• EXERCISE REQUIREMENTS:
Search the records for the word "canceladas" and pick out every line that has it.

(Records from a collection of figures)
****************************************

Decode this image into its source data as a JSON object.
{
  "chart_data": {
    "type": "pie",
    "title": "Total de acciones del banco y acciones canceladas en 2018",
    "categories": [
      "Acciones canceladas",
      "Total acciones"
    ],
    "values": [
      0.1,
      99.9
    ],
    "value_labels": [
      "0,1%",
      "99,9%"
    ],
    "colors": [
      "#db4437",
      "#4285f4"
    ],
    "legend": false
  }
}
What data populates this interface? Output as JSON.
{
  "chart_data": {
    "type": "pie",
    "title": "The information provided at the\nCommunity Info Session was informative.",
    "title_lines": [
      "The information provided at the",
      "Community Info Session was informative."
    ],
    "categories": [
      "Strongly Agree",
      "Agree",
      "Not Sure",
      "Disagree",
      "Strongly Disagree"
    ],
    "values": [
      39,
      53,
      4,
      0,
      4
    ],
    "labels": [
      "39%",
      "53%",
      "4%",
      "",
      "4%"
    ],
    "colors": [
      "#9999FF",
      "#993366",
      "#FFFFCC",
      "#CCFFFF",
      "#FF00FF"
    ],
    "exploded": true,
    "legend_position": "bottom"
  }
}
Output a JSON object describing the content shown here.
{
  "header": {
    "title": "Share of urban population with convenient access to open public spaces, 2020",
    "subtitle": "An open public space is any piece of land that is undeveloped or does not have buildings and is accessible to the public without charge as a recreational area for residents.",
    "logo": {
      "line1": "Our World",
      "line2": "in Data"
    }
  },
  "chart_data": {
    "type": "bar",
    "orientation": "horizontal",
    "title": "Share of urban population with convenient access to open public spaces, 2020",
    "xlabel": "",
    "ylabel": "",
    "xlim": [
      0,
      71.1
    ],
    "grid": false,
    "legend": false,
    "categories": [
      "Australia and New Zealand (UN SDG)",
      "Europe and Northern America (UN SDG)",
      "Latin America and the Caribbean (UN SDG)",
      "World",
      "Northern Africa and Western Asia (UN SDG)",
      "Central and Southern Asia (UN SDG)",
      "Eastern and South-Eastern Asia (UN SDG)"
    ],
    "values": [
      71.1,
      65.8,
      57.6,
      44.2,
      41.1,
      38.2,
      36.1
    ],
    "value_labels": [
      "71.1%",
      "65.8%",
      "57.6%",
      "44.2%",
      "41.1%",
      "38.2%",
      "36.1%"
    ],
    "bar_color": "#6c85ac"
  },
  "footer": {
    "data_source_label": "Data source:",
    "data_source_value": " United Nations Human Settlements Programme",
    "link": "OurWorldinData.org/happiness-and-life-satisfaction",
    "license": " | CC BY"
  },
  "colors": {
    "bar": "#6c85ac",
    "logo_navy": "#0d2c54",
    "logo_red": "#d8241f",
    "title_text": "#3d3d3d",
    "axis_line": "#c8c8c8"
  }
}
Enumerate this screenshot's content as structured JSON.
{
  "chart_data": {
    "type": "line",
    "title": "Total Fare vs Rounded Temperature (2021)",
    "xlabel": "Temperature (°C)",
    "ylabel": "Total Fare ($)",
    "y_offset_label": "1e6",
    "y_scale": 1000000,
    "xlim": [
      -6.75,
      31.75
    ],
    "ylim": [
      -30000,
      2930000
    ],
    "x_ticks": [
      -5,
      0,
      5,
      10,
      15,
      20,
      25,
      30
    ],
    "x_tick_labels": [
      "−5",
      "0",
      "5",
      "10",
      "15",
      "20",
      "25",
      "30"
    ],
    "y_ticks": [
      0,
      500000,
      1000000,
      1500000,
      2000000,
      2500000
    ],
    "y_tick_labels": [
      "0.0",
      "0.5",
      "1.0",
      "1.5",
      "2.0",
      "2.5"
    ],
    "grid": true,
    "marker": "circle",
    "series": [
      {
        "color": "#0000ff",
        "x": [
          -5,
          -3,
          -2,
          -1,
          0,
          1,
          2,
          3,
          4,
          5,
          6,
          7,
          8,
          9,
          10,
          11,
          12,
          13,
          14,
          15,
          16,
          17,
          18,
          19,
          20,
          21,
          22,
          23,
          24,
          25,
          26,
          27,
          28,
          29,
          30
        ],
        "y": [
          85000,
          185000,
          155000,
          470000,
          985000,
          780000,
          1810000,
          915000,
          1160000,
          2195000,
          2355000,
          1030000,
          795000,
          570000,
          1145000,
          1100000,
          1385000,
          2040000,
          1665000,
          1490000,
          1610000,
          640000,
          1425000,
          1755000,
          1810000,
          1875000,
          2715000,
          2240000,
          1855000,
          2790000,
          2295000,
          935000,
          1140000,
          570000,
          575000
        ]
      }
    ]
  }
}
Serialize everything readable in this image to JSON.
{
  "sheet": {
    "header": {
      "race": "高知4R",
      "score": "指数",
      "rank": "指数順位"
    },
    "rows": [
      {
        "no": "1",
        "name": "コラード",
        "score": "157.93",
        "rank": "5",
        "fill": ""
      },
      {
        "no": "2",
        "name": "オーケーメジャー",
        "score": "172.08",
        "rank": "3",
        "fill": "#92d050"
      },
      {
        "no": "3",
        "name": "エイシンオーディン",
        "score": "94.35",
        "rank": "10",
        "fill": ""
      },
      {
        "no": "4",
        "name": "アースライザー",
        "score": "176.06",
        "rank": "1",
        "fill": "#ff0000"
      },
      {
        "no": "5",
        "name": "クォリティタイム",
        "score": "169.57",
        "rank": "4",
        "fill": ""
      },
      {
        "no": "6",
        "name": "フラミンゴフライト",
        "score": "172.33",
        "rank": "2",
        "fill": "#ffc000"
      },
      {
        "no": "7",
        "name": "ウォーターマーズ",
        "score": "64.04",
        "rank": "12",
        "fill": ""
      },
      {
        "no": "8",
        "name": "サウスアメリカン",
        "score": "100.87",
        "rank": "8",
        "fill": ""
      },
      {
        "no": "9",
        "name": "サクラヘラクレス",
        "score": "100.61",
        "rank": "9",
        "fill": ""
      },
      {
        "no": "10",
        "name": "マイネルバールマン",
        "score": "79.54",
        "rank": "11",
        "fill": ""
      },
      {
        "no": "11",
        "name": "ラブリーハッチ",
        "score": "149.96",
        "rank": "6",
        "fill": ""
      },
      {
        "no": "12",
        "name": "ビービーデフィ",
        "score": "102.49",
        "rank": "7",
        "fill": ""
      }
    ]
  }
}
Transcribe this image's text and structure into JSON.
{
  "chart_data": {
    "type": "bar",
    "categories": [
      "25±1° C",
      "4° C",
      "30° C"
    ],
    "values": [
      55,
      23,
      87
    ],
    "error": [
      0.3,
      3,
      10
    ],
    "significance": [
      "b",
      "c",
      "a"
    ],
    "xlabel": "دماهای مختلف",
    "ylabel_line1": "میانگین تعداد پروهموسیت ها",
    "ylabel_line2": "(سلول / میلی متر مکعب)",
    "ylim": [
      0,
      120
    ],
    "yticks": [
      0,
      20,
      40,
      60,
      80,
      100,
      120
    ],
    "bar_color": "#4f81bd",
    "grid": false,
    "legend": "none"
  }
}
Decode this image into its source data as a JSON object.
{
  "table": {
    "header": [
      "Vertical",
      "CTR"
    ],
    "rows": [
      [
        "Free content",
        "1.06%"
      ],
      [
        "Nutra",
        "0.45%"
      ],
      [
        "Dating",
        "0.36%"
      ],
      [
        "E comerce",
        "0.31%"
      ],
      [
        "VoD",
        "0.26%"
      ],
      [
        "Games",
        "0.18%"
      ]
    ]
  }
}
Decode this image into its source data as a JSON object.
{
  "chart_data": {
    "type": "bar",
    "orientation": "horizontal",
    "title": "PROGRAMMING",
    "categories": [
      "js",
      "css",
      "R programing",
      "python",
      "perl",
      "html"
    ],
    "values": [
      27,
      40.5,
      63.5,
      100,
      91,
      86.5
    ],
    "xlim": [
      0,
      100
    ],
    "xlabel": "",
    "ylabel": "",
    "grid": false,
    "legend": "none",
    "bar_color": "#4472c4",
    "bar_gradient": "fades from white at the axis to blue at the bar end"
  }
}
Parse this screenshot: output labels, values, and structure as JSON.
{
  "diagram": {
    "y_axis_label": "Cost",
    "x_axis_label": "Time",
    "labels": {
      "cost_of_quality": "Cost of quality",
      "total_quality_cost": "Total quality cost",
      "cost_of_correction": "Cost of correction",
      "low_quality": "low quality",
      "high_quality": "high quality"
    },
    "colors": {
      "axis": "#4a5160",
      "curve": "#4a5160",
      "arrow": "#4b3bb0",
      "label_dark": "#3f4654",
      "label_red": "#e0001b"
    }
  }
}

****************************************

• CORRECT RESPONSE:
    "title": "Total de acciones del banco y acciones canceladas en 2018",
      "Acciones canceladas",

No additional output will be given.